*Exercise*
Exclude any images and output the remaining records exactly.

Records from a data collection:

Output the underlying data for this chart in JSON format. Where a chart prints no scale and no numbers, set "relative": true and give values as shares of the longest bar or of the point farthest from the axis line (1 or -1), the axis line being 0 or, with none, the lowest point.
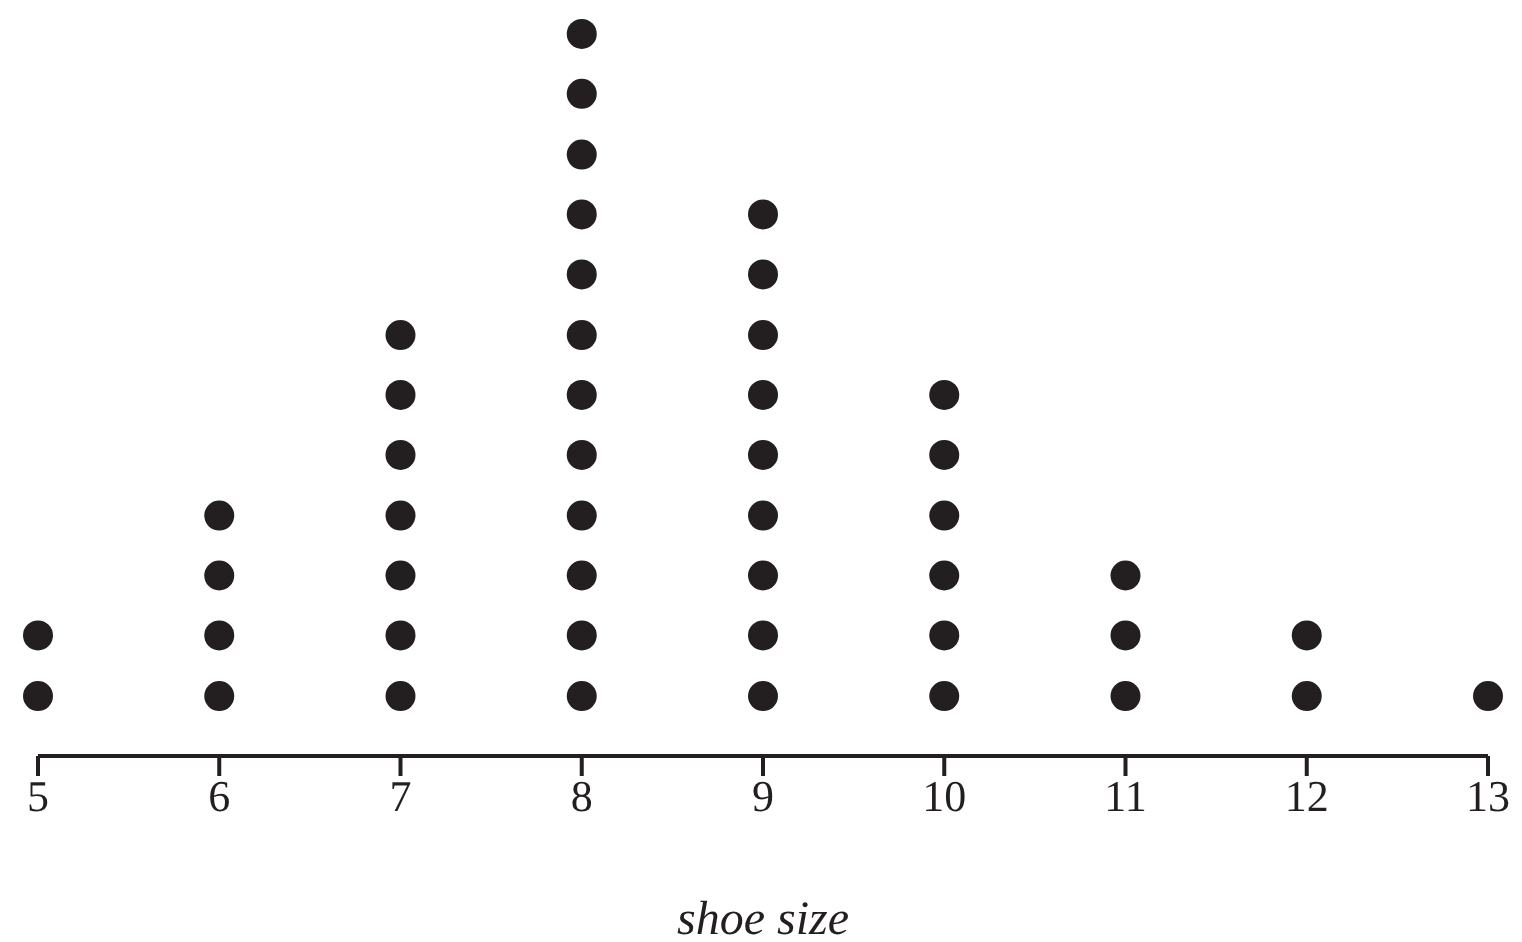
{
  "chart_data": {
    "type": "scatter",
    "relative": true,
    "xlabel": "shoe size",
    "xlim": [
      5,
      13
    ],
    "xticks": [
      5,
      6,
      7,
      8,
      9,
      10,
      11,
      12,
      13
    ],
    "tick_labels": "x",
    "grid": false,
    "marker": "circle",
    "legend": false,
    "series": [
      {
        "color": "#231f20",
        "x": [
          5,
          5,
          6,
          6,
          6,
          6,
          7,
          7,
          7,
          7,
          7,
          7,
          7,
          8,
          8,
          8,
          8,
          8,
          8,
          8,
          8,
          8,
          8,
          8,
          8,
          9,
          9,
          9,
          9,
          9,
          9,
          9,
          9,
          9,
          10,
          10,
          10,
          10,
          10,
          10,
          11,
          11,
          11,
          12,
          12,
          13
        ],
        "values": [
          0.083,
          0.167,
          0.083,
          0.167,
          0.25,
          0.333,
          0.083,
          0.167,
          0.25,
          0.333,
          0.417,
          0.5,
          0.583,
          0.083,
          0.167,
          0.25,
          0.333,
          0.417,
          0.5,
          0.583,
          0.667,
          0.75,
          0.833,
          0.917,
          1,
          0.083,
          0.167,
          0.25,
          0.333,
          0.417,
          0.5,
          0.583,
          0.667,
          0.75,
          0.083,
          0.167,
          0.25,
          0.333,
          0.417,
          0.5,
          0.083,
          0.167,
          0.25,
          0.083,
          0.167,
          0.083
        ]
      }
    ]
  }
}
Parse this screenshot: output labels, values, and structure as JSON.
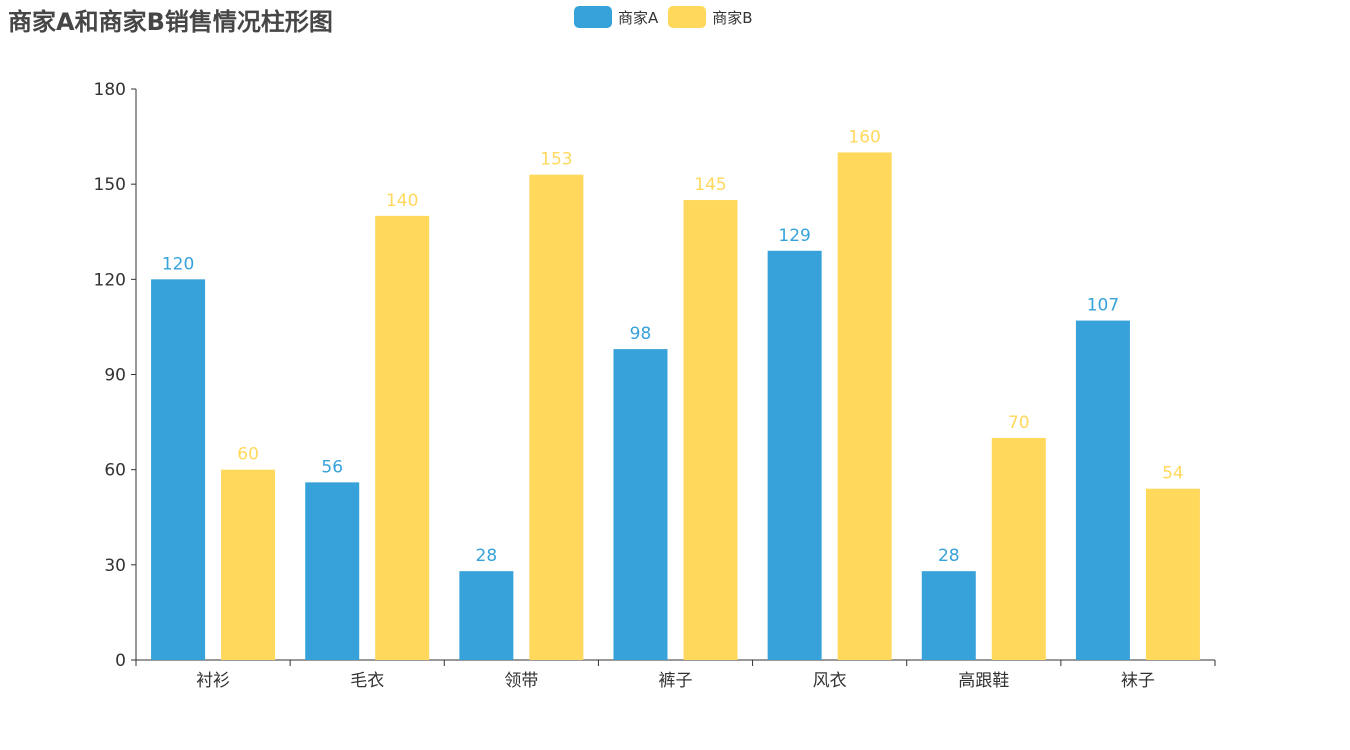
{
  "title": "商家A和商家B销售情况柱形图",
  "colors": {
    "series_a": "#37a2da",
    "series_b": "#ffd85c",
    "axis": "#333333"
  },
  "legend": [
    {
      "label": "商家A",
      "color": "#37a2da"
    },
    {
      "label": "商家B",
      "color": "#ffd85c"
    }
  ],
  "chart_data": {
    "type": "bar",
    "title": "商家A和商家B销售情况柱形图",
    "categories": [
      "衬衫",
      "毛衣",
      "领带",
      "裤子",
      "风衣",
      "高跟鞋",
      "袜子"
    ],
    "series": [
      {
        "name": "商家A",
        "values": [
          120,
          56,
          28,
          98,
          129,
          28,
          107
        ]
      },
      {
        "name": "商家B",
        "values": [
          60,
          140,
          153,
          145,
          160,
          70,
          54
        ]
      }
    ],
    "ylim": [
      0,
      180
    ],
    "yticks": [
      0,
      30,
      60,
      90,
      120,
      150,
      180
    ],
    "xlabel": "",
    "ylabel": "",
    "grid": false,
    "legend_position": "top-center",
    "data_labels": true
  }
}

*Written response*
Output the underlying data for this chart in JSON format. Where a chart prints no scale and no numbers, set "relative": true and give values as shares of the longest bar or of the point farthest from the axis line (1 or -1), the axis line being 0 or, with none, the lowest point.
{
  "chart_data": {
    "type": "scatter",
    "relative": true,
    "xlabel": "shoe size",
    "xlim": [
      5,
      13
    ],
    "xticks": [
      5,
      6,
      7,
      8,
      9,
      10,
      11,
      12,
      13
    ],
    "tick_labels": "x",
    "grid": false,
    "marker": "circle",
    "legend": false,
    "series": [
      {
        "color": "#231f20",
        "x": [
          5,
          5,
          6,
          6,
          6,
          6,
          7,
          7,
          7,
          7,
          7,
          7,
          7,
          8,
          8,
          8,
          8,
          8,
          8,
          8,
          8,
          8,
          8,
          8,
          8,
          9,
          9,
          9,
          9,
          9,
          9,
          9,
          9,
          9,
          10,
          10,
          10,
          10,
          10,
          10,
          11,
          11,
          11,
          12,
          12,
          13
        ],
        "values": [
          0.083,
          0.167,
          0.083,
          0.167,
          0.25,
          0.333,
          0.083,
          0.167,
          0.25,
          0.333,
          0.417,
          0.5,
          0.583,
          0.083,
          0.167,
          0.25,
          0.333,
          0.417,
          0.5,
          0.583,
          0.667,
          0.75,
          0.833,
          0.917,
          1,
          0.083,
          0.167,
          0.25,
          0.333,
          0.417,
          0.5,
          0.583,
          0.667,
          0.75,
          0.083,
          0.167,
          0.25,
          0.333,
          0.417,
          0.5,
          0.083,
          0.167,
          0.25,
          0.083,
          0.167,
          0.083
        ]
      }
    ]
  }
}
Parse this screenshot: output labels, values, and structure as JSON.
{
  "title": "商家A和商家B销售情况柱形图",
  "colors": {
    "series_a": "#37a2da",
    "series_b": "#ffd85c",
    "axis": "#333333"
  },
  "legend": [
    {
      "label": "商家A",
      "color": "#37a2da"
    },
    {
      "label": "商家B",
      "color": "#ffd85c"
    }
  ],
  "chart_data": {
    "type": "bar",
    "title": "商家A和商家B销售情况柱形图",
    "categories": [
      "衬衫",
      "毛衣",
      "领带",
      "裤子",
      "风衣",
      "高跟鞋",
      "袜子"
    ],
    "series": [
      {
        "name": "商家A",
        "values": [
          120,
          56,
          28,
          98,
          129,
          28,
          107
        ]
      },
      {
        "name": "商家B",
        "values": [
          60,
          140,
          153,
          145,
          160,
          70,
          54
        ]
      }
    ],
    "ylim": [
      0,
      180
    ],
    "yticks": [
      0,
      30,
      60,
      90,
      120,
      150,
      180
    ],
    "xlabel": "",
    "ylabel": "",
    "grid": false,
    "legend_position": "top-center",
    "data_labels": true
  }
}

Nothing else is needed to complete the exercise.